Collection entries
○ ○ ○
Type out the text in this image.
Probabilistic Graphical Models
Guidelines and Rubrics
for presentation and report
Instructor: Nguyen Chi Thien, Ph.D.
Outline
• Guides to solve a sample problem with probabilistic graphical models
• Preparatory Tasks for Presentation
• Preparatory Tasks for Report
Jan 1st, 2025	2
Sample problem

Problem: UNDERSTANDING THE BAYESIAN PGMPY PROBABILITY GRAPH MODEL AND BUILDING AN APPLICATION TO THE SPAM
○ ○ ○
§ Task objective: Your task is to print the whole listing again exactly.

§ Full answer:
Type out the text in this image.
Probabilistic Graphical Models
Guidelines and Rubrics
for presentation and report
Instructor: Nguyen Chi Thien, Ph.D.
Outline
• Guides to solve a sample problem with probabilistic graphical models
• Preparatory Tasks for Presentation
• Preparatory Tasks for Report
Jan 1st, 2025	2
Sample problem

Problem: UNDERSTANDING THE BAYESIAN PGMPY PROBABILITY GRAPH MODEL AND BUILDING AN APPLICATION TO THE SPAM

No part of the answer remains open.